— start of DATA FOR THIS EXERCISE —
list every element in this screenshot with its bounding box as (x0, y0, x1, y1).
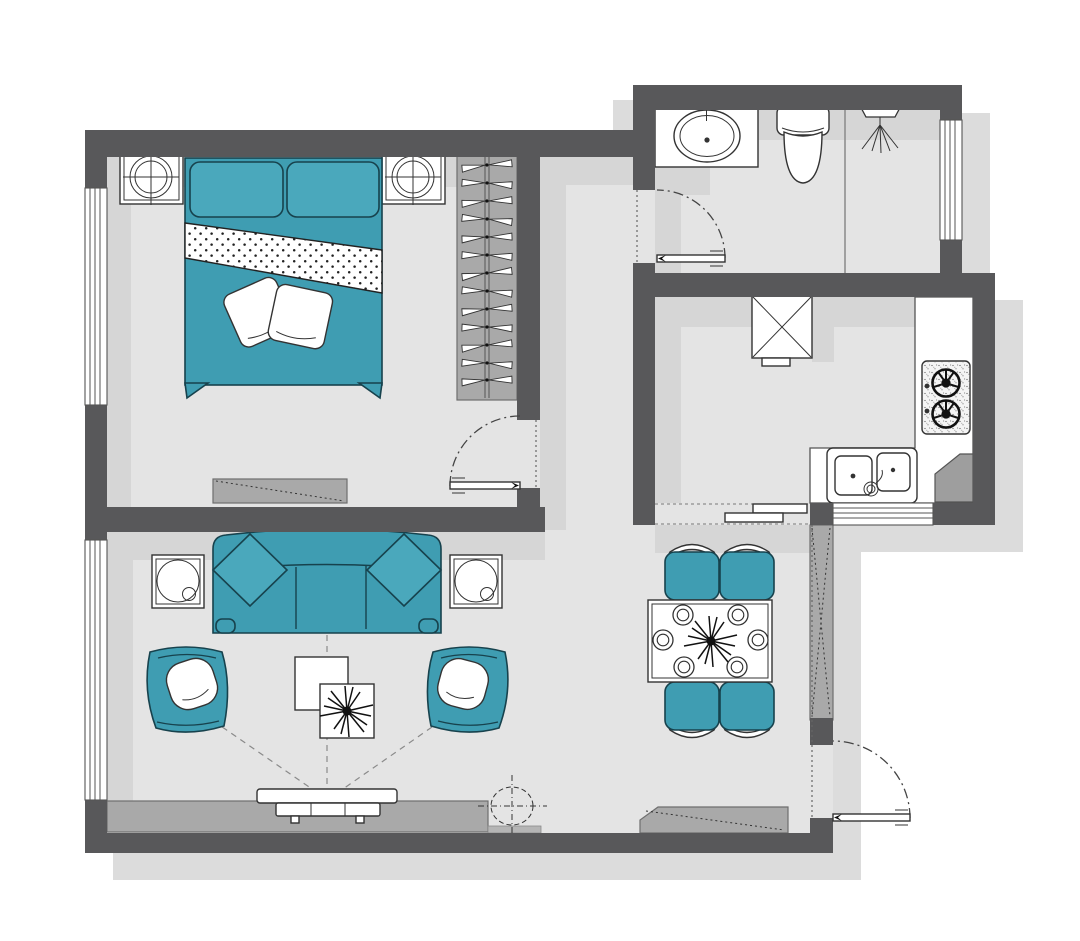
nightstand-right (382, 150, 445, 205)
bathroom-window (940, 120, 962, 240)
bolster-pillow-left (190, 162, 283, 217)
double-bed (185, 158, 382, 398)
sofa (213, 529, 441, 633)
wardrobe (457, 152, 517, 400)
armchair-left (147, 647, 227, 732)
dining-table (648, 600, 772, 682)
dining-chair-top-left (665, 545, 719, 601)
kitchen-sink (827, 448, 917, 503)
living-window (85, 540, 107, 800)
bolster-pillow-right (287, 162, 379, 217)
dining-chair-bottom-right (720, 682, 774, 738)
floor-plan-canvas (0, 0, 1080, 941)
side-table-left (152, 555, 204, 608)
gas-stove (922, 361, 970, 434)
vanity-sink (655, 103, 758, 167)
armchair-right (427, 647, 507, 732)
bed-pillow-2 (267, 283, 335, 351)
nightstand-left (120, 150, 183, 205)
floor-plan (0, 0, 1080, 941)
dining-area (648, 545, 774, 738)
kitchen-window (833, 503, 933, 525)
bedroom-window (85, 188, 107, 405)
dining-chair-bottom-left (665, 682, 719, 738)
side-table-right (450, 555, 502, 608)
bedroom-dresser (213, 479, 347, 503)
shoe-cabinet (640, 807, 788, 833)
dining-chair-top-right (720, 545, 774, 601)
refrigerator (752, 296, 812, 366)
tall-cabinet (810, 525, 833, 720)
— end of DATA FOR THIS EXERCISE —
### DIRECTIONS FOR THIS TASK
Turn every line of the records into a Markdown table with a "Row" column for the number and a "Text" column for the line, skipping any blank lines. Leave the pictures out.

### SOLUTION FOR THIS EXERCISE
| Row | Text |
|---|---|
| 1 | list every element in this screenshot with its bounding box as (x0, y0, x1, y1). |
| 2 | nightstand-right (382, 150, 445, 205) |
| 3 | bathroom-window (940, 120, 962, 240) |
| 4 | bolster-pillow-left (190, 162, 283, 217) |
| 5 | double-bed (185, 158, 382, 398) |
| 6 | sofa (213, 529, 441, 633) |
| 7 | wardrobe (457, 152, 517, 400) |
| 8 | armchair-left (147, 647, 227, 732) |
| 9 | dining-table (648, 600, 772, 682) |
| 10 | dining-chair-top-left (665, 545, 719, 601) |
| 11 | kitchen-sink (827, 448, 917, 503) |
| 12 | living-window (85, 540, 107, 800) |
| 13 | bolster-pillow-right (287, 162, 379, 217) |
| 14 | dining-chair-bottom-right (720, 682, 774, 738) |
| 15 | floor-plan-canvas (0, 0, 1080, 941) |
| 16 | side-table-left (152, 555, 204, 608) |
| 17 | gas-stove (922, 361, 970, 434) |
| 18 | vanity-sink (655, 103, 758, 167) |
| 19 | armchair-right (427, 647, 507, 732) |
| 20 | bed-pillow-2 (267, 283, 335, 351) |
| 21 | nightstand-left (120, 150, 183, 205) |
| 22 | floor-plan (0, 0, 1080, 941) |
| 23 | dining-area (648, 545, 774, 738) |
| 24 | kitchen-window (833, 503, 933, 525) |
| 25 | bedroom-window (85, 188, 107, 405) |
| 26 | dining-chair-bottom-left (665, 682, 719, 738) |
| 27 | side-table-right (450, 555, 502, 608) |
| 28 | bedroom-dresser (213, 479, 347, 503) |
| 29 | shoe-cabinet (640, 807, 788, 833) |
| 30 | dining-chair-top-right (720, 545, 774, 601) |
| 31 | refrigerator (752, 296, 812, 366) |
| 32 | tall-cabinet (810, 525, 833, 720) |